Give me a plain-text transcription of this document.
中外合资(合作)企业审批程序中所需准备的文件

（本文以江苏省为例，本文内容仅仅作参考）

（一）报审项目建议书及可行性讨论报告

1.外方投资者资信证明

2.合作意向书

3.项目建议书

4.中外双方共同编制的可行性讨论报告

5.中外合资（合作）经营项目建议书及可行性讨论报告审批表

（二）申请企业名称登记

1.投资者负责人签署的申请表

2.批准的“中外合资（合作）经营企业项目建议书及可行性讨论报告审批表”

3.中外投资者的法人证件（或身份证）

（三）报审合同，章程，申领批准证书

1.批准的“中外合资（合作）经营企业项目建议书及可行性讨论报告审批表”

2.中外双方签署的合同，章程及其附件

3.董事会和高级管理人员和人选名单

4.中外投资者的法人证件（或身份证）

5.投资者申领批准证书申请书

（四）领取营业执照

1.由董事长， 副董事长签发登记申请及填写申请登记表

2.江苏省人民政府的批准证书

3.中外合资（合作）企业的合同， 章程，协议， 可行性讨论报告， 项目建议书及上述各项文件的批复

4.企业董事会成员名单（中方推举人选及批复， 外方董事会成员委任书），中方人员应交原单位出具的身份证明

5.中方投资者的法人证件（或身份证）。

▸ **Task objective**: Copy all lines from the material that hold "或身份证".

▸ **Exercise answer**:
3.中外投资者的法人证件（或身份证）
4.中外投资者的法人证件（或身份证）
5.中方投资者的法人证件（或身份证）。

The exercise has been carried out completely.